Objective → Copy each line of the material below that includes the string "احمد".

A block of data
====================
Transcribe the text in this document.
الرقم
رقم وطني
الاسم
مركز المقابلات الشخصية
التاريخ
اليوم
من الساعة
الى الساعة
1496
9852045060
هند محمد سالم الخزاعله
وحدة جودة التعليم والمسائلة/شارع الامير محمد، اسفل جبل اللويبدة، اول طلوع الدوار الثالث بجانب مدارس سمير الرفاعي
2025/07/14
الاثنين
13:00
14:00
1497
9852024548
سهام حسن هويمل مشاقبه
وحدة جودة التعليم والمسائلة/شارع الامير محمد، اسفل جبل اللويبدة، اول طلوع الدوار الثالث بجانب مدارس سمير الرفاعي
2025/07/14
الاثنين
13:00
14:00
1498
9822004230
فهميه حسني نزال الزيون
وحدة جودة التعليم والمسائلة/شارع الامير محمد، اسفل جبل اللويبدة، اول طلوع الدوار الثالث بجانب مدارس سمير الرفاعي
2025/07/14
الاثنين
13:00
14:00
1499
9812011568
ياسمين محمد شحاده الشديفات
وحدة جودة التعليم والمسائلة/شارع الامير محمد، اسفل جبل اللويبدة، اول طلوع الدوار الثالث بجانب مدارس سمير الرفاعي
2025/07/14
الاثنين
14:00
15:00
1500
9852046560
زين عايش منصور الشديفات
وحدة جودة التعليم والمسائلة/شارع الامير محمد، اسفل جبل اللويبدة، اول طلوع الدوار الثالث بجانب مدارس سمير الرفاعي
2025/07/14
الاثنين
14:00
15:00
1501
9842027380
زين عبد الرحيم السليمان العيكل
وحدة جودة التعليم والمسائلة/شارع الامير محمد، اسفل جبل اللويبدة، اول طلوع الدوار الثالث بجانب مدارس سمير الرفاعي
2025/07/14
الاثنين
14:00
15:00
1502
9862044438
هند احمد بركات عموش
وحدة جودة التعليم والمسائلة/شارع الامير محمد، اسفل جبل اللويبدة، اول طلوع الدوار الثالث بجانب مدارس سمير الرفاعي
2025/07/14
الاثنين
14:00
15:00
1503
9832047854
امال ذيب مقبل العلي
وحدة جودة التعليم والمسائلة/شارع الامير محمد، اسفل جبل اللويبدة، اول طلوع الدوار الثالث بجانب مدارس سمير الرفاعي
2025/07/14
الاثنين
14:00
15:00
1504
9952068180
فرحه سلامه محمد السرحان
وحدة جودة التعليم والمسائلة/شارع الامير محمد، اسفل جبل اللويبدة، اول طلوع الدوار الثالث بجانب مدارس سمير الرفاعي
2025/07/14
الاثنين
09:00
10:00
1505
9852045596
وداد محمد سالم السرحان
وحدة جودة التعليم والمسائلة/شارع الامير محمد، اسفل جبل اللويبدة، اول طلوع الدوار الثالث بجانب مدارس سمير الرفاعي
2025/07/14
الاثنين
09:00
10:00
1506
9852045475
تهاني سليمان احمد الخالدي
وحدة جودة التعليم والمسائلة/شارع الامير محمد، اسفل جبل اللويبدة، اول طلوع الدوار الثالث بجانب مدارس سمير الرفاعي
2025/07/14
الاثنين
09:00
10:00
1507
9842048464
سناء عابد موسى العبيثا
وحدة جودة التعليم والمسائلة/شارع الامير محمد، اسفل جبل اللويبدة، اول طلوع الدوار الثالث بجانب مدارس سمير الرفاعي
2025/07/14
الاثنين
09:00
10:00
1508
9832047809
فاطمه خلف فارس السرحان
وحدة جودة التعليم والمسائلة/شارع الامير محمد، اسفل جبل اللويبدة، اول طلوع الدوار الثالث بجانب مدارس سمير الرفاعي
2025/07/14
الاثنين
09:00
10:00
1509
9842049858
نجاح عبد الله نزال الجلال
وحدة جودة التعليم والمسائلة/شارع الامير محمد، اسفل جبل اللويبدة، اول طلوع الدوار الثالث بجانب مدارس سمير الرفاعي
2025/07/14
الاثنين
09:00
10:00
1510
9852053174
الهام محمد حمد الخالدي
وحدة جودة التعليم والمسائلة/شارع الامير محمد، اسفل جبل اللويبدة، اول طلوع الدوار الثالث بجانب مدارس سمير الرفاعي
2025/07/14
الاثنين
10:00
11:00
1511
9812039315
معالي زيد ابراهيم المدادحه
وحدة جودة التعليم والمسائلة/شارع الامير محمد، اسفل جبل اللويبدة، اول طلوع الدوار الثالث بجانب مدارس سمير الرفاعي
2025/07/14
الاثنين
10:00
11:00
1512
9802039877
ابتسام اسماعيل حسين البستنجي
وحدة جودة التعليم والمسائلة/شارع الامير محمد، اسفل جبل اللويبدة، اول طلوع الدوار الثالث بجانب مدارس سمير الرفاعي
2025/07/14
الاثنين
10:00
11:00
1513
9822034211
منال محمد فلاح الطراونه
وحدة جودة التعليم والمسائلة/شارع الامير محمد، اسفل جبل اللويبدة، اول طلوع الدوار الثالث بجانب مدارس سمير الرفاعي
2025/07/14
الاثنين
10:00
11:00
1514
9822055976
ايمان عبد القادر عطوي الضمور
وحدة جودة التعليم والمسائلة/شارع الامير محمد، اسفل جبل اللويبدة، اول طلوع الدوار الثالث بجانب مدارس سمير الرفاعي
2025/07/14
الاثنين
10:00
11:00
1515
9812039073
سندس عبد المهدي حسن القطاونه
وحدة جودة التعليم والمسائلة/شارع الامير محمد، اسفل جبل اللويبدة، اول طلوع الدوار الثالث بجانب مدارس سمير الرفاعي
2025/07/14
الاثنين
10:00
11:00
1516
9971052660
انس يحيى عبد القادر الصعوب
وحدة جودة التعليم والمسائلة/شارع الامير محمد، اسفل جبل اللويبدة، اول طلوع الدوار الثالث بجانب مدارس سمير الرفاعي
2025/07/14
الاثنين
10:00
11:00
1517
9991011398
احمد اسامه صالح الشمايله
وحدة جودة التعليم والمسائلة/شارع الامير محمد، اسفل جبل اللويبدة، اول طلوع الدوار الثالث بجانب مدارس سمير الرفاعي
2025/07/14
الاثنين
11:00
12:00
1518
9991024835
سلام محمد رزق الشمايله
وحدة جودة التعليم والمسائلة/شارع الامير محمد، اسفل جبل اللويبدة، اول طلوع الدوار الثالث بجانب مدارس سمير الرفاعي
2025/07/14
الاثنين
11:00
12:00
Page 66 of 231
====================
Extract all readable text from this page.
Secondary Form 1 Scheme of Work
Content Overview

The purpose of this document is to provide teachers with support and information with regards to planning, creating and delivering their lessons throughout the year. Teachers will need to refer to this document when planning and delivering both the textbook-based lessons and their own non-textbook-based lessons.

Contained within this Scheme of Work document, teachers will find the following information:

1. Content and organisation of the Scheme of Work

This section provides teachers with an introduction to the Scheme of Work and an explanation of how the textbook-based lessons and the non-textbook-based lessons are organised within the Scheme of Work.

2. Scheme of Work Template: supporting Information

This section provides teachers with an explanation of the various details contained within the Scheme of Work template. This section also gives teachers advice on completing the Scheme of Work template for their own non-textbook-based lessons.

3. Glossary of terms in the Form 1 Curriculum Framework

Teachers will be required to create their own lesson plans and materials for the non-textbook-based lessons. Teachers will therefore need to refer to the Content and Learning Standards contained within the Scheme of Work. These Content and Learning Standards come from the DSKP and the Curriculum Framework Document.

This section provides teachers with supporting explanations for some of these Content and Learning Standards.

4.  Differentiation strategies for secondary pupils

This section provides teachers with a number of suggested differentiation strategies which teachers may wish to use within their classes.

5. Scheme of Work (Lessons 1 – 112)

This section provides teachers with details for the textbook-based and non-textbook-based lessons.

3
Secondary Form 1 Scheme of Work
====================
Result below →
هند احمد بركات عموش
تهاني سليمان احمد الخالدي
احمد اسامه صالح الشمايله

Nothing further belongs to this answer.